SET TASK: Retype the whole listing below, character for character.
— Start of EXERCISE MATERIAL —
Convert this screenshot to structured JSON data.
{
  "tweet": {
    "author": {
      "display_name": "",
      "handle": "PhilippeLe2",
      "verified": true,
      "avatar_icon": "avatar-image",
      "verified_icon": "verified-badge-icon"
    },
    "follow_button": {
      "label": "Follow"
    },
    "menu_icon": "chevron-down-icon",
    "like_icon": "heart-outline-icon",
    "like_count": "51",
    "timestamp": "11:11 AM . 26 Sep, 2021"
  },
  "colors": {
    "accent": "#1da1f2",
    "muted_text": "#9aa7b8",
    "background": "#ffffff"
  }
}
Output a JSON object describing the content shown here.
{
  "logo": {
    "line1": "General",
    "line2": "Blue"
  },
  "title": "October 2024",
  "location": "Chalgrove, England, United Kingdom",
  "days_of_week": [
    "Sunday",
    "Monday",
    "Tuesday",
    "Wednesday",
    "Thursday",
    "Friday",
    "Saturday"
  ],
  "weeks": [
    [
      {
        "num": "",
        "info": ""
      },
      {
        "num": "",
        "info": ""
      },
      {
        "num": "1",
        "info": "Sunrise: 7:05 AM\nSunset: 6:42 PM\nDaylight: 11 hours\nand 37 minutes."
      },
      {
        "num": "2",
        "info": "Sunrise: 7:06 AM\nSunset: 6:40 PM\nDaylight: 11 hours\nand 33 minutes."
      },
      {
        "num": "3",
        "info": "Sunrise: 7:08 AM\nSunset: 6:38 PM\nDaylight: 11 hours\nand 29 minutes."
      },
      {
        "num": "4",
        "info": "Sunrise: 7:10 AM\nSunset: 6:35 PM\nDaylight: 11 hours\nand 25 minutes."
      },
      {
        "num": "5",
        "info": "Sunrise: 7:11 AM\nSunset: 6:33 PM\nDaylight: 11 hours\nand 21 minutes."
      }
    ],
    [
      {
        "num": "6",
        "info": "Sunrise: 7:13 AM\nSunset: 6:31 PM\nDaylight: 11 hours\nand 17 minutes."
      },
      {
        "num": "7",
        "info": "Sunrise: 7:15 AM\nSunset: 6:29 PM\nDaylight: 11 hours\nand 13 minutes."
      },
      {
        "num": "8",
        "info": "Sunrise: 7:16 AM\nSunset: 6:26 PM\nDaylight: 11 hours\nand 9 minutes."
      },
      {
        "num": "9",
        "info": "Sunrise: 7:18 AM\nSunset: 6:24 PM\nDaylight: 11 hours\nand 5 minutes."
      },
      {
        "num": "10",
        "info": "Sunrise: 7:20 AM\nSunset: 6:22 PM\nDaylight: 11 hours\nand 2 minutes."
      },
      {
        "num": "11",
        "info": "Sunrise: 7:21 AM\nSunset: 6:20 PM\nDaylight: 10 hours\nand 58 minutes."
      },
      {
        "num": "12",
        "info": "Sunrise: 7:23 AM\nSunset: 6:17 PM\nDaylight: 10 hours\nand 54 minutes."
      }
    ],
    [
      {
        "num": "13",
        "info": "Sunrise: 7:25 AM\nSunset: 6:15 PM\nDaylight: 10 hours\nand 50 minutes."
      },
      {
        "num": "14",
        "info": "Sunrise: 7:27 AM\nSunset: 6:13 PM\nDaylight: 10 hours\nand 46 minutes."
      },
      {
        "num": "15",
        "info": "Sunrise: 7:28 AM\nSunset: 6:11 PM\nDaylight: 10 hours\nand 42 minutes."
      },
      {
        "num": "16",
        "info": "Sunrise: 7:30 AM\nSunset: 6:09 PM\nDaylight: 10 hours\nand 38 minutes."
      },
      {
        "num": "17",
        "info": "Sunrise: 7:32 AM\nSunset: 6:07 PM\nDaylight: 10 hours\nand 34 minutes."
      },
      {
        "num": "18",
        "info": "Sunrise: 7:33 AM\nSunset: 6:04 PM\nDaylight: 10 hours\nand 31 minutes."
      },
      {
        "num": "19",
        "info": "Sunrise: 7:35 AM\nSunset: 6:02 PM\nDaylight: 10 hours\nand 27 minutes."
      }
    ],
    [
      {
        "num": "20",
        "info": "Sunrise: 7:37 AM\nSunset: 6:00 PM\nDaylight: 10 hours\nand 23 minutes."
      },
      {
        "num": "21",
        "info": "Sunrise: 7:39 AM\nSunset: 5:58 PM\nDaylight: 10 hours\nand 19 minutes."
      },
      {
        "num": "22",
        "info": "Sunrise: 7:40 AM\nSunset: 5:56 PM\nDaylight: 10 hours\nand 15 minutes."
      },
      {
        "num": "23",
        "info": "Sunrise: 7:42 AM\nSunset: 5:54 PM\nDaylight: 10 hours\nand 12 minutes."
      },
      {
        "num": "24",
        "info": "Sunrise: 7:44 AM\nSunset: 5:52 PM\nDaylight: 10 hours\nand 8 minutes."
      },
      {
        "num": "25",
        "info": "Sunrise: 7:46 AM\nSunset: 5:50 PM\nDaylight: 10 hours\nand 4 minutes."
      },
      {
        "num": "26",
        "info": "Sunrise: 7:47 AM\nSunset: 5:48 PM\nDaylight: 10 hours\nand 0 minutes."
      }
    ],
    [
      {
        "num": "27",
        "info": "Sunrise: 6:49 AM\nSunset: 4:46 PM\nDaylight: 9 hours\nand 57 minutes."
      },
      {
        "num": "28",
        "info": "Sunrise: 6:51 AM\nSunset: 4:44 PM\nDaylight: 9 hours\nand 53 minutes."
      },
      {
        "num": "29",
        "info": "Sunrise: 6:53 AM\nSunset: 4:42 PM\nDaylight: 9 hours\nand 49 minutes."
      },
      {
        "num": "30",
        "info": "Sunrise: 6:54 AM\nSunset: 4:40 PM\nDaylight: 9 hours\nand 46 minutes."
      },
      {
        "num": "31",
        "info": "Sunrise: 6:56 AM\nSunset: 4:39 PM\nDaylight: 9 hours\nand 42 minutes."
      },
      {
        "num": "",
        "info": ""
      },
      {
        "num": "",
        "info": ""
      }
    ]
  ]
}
— End of EXERCISE MATERIAL —
WORKED SOLUTION:
Convert this screenshot to structured JSON data.
{
  "tweet": {
    "author": {
      "display_name": "",
      "handle": "PhilippeLe2",
      "verified": true,
      "avatar_icon": "avatar-image",
      "verified_icon": "verified-badge-icon"
    },
    "follow_button": {
      "label": "Follow"
    },
    "menu_icon": "chevron-down-icon",
    "like_icon": "heart-outline-icon",
    "like_count": "51",
    "timestamp": "11:11 AM . 26 Sep, 2021"
  },
  "colors": {
    "accent": "#1da1f2",
    "muted_text": "#9aa7b8",
    "background": "#ffffff"
  }
}
Output a JSON object describing the content shown here.
{
  "logo": {
    "line1": "General",
    "line2": "Blue"
  },
  "title": "October 2024",
  "location": "Chalgrove, England, United Kingdom",
  "days_of_week": [
    "Sunday",
    "Monday",
    "Tuesday",
    "Wednesday",
    "Thursday",
    "Friday",
    "Saturday"
  ],
  "weeks": [
    [
      {
        "num": "",
        "info": ""
      },
      {
        "num": "",
        "info": ""
      },
      {
        "num": "1",
        "info": "Sunrise: 7:05 AM\nSunset: 6:42 PM\nDaylight: 11 hours\nand 37 minutes."
      },
      {
        "num": "2",
        "info": "Sunrise: 7:06 AM\nSunset: 6:40 PM\nDaylight: 11 hours\nand 33 minutes."
      },
      {
        "num": "3",
        "info": "Sunrise: 7:08 AM\nSunset: 6:38 PM\nDaylight: 11 hours\nand 29 minutes."
      },
      {
        "num": "4",
        "info": "Sunrise: 7:10 AM\nSunset: 6:35 PM\nDaylight: 11 hours\nand 25 minutes."
      },
      {
        "num": "5",
        "info": "Sunrise: 7:11 AM\nSunset: 6:33 PM\nDaylight: 11 hours\nand 21 minutes."
      }
    ],
    [
      {
        "num": "6",
        "info": "Sunrise: 7:13 AM\nSunset: 6:31 PM\nDaylight: 11 hours\nand 17 minutes."
      },
      {
        "num": "7",
        "info": "Sunrise: 7:15 AM\nSunset: 6:29 PM\nDaylight: 11 hours\nand 13 minutes."
      },
      {
        "num": "8",
        "info": "Sunrise: 7:16 AM\nSunset: 6:26 PM\nDaylight: 11 hours\nand 9 minutes."
      },
      {
        "num": "9",
        "info": "Sunrise: 7:18 AM\nSunset: 6:24 PM\nDaylight: 11 hours\nand 5 minutes."
      },
      {
        "num": "10",
        "info": "Sunrise: 7:20 AM\nSunset: 6:22 PM\nDaylight: 11 hours\nand 2 minutes."
      },
      {
        "num": "11",
        "info": "Sunrise: 7:21 AM\nSunset: 6:20 PM\nDaylight: 10 hours\nand 58 minutes."
      },
      {
        "num": "12",
        "info": "Sunrise: 7:23 AM\nSunset: 6:17 PM\nDaylight: 10 hours\nand 54 minutes."
      }
    ],
    [
      {
        "num": "13",
        "info": "Sunrise: 7:25 AM\nSunset: 6:15 PM\nDaylight: 10 hours\nand 50 minutes."
      },
      {
        "num": "14",
        "info": "Sunrise: 7:27 AM\nSunset: 6:13 PM\nDaylight: 10 hours\nand 46 minutes."
      },
      {
        "num": "15",
        "info": "Sunrise: 7:28 AM\nSunset: 6:11 PM\nDaylight: 10 hours\nand 42 minutes."
      },
      {
        "num": "16",
        "info": "Sunrise: 7:30 AM\nSunset: 6:09 PM\nDaylight: 10 hours\nand 38 minutes."
      },
      {
        "num": "17",
        "info": "Sunrise: 7:32 AM\nSunset: 6:07 PM\nDaylight: 10 hours\nand 34 minutes."
      },
      {
        "num": "18",
        "info": "Sunrise: 7:33 AM\nSunset: 6:04 PM\nDaylight: 10 hours\nand 31 minutes."
      },
      {
        "num": "19",
        "info": "Sunrise: 7:35 AM\nSunset: 6:02 PM\nDaylight: 10 hours\nand 27 minutes."
      }
    ],
    [
      {
        "num": "20",
        "info": "Sunrise: 7:37 AM\nSunset: 6:00 PM\nDaylight: 10 hours\nand 23 minutes."
      },
      {
        "num": "21",
        "info": "Sunrise: 7:39 AM\nSunset: 5:58 PM\nDaylight: 10 hours\nand 19 minutes."
      },
      {
        "num": "22",
        "info": "Sunrise: 7:40 AM\nSunset: 5:56 PM\nDaylight: 10 hours\nand 15 minutes."
      },
      {
        "num": "23",
        "info": "Sunrise: 7:42 AM\nSunset: 5:54 PM\nDaylight: 10 hours\nand 12 minutes."
      },
      {
        "num": "24",
        "info": "Sunrise: 7:44 AM\nSunset: 5:52 PM\nDaylight: 10 hours\nand 8 minutes."
      },
      {
        "num": "25",
        "info": "Sunrise: 7:46 AM\nSunset: 5:50 PM\nDaylight: 10 hours\nand 4 minutes."
      },
      {
        "num": "26",
        "info": "Sunrise: 7:47 AM\nSunset: 5:48 PM\nDaylight: 10 hours\nand 0 minutes."
      }
    ],
    [
      {
        "num": "27",
        "info": "Sunrise: 6:49 AM\nSunset: 4:46 PM\nDaylight: 9 hours\nand 57 minutes."
      },
      {
        "num": "28",
        "info": "Sunrise: 6:51 AM\nSunset: 4:44 PM\nDaylight: 9 hours\nand 53 minutes."
      },
      {
        "num": "29",
        "info": "Sunrise: 6:53 AM\nSunset: 4:42 PM\nDaylight: 9 hours\nand 49 minutes."
      },
      {
        "num": "30",
        "info": "Sunrise: 6:54 AM\nSunset: 4:40 PM\nDaylight: 9 hours\nand 46 minutes."
      },
      {
        "num": "31",
        "info": "Sunrise: 6:56 AM\nSunset: 4:39 PM\nDaylight: 9 hours\nand 42 minutes."
      },
      {
        "num": "",
        "info": ""
      },
      {
        "num": "",
        "info": ""
      }
    ]
  ]
}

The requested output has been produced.